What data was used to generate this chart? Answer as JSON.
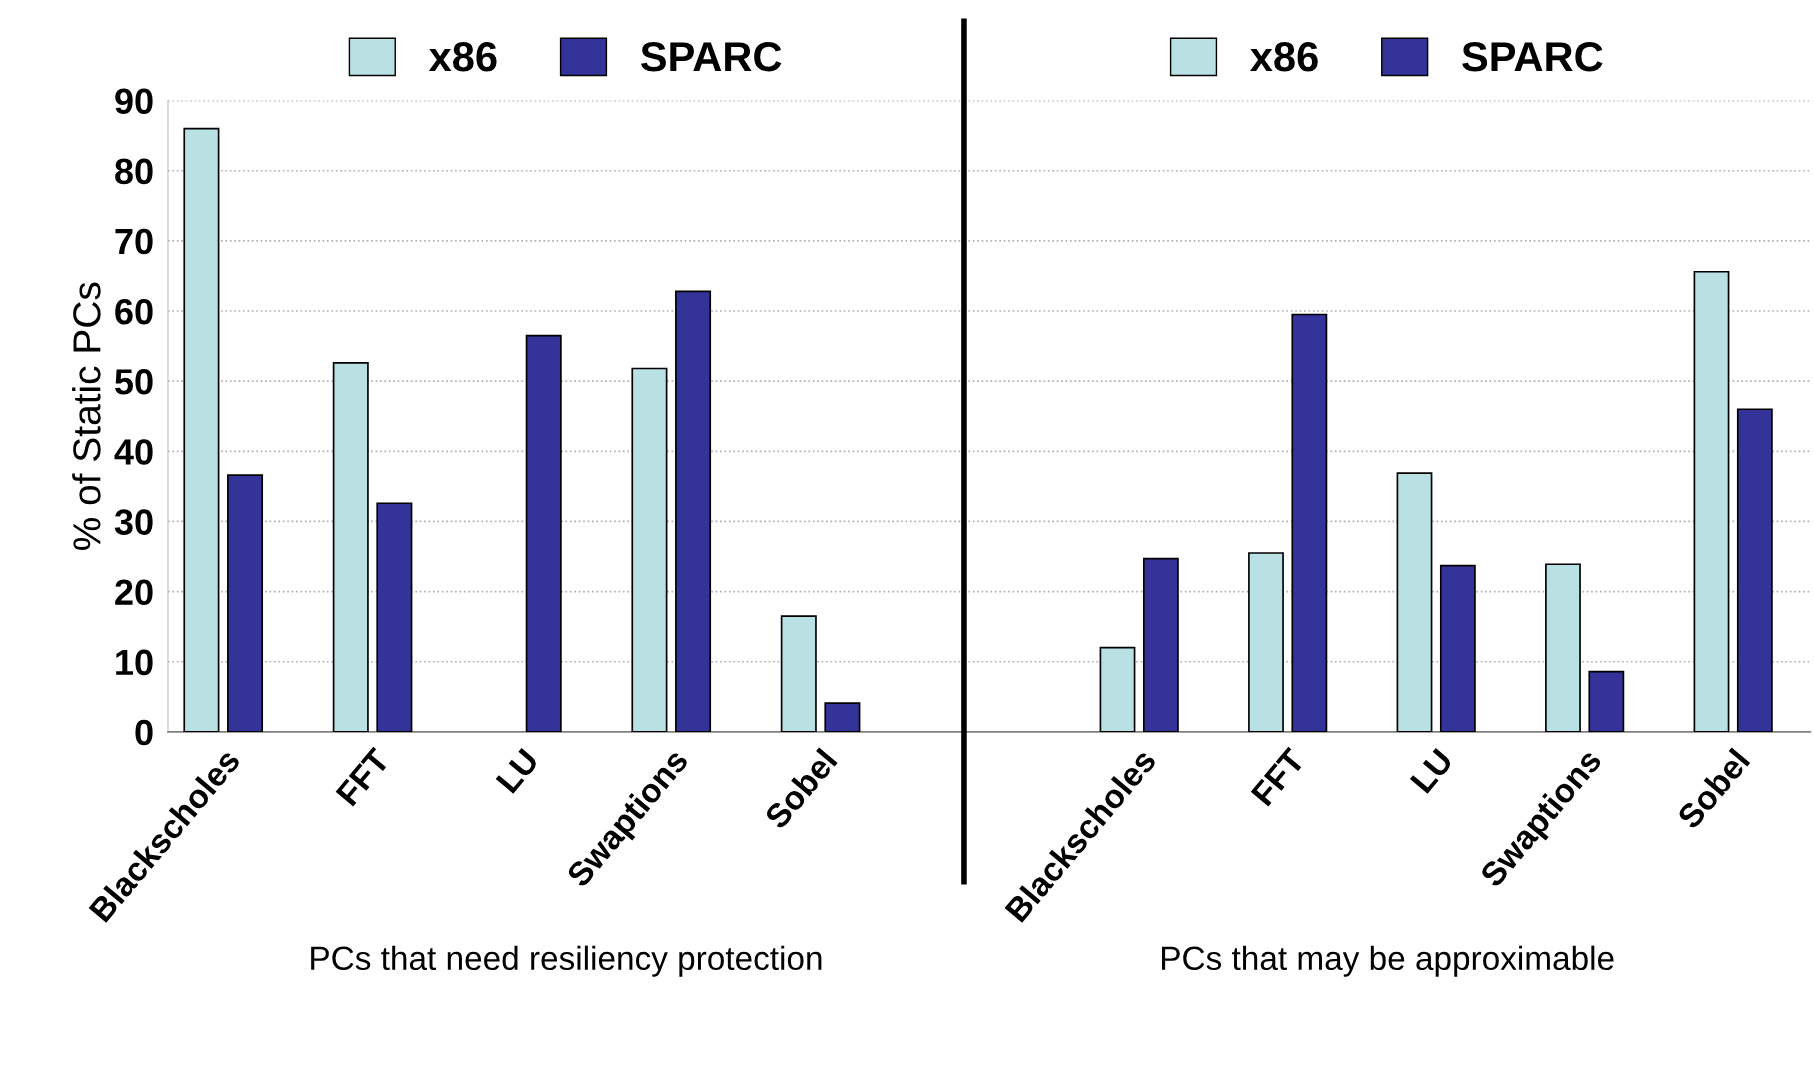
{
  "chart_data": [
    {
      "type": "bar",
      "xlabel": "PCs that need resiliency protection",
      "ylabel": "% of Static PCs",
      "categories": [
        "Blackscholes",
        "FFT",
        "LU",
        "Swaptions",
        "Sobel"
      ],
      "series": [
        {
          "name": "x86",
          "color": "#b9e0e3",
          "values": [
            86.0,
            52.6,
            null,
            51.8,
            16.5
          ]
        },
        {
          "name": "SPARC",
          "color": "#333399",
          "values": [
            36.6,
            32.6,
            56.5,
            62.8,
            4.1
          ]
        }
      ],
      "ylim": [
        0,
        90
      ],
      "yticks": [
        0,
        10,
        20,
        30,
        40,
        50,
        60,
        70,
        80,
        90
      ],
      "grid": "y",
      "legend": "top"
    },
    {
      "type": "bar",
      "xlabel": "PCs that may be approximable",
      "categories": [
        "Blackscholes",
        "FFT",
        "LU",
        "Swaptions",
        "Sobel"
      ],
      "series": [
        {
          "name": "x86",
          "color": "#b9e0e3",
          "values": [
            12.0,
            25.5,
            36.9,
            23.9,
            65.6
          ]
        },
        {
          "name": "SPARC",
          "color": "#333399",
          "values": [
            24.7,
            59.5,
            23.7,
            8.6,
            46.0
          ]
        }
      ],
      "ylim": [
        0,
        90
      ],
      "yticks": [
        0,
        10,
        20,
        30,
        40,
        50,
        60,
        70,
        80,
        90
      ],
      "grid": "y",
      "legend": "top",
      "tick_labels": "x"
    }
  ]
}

Given instruction =>
Take the records above and transcribe them exactly, dropping every picture.

The answer =>
What data was used to generate this chart? Answer as JSON.
{
  "chart_data": [
    {
      "type": "bar",
      "xlabel": "PCs that need resiliency protection",
      "ylabel": "% of Static PCs",
      "categories": [
        "Blackscholes",
        "FFT",
        "LU",
        "Swaptions",
        "Sobel"
      ],
      "series": [
        {
          "name": "x86",
          "color": "#b9e0e3",
          "values": [
            86.0,
            52.6,
            null,
            51.8,
            16.5
          ]
        },
        {
          "name": "SPARC",
          "color": "#333399",
          "values": [
            36.6,
            32.6,
            56.5,
            62.8,
            4.1
          ]
        }
      ],
      "ylim": [
        0,
        90
      ],
      "yticks": [
        0,
        10,
        20,
        30,
        40,
        50,
        60,
        70,
        80,
        90
      ],
      "grid": "y",
      "legend": "top"
    },
    {
      "type": "bar",
      "xlabel": "PCs that may be approximable",
      "categories": [
        "Blackscholes",
        "FFT",
        "LU",
        "Swaptions",
        "Sobel"
      ],
      "series": [
        {
          "name": "x86",
          "color": "#b9e0e3",
          "values": [
            12.0,
            25.5,
            36.9,
            23.9,
            65.6
          ]
        },
        {
          "name": "SPARC",
          "color": "#333399",
          "values": [
            24.7,
            59.5,
            23.7,
            8.6,
            46.0
          ]
        }
      ],
      "ylim": [
        0,
        90
      ],
      "yticks": [
        0,
        10,
        20,
        30,
        40,
        50,
        60,
        70,
        80,
        90
      ],
      "grid": "y",
      "legend": "top",
      "tick_labels": "x"
    }
  ]
}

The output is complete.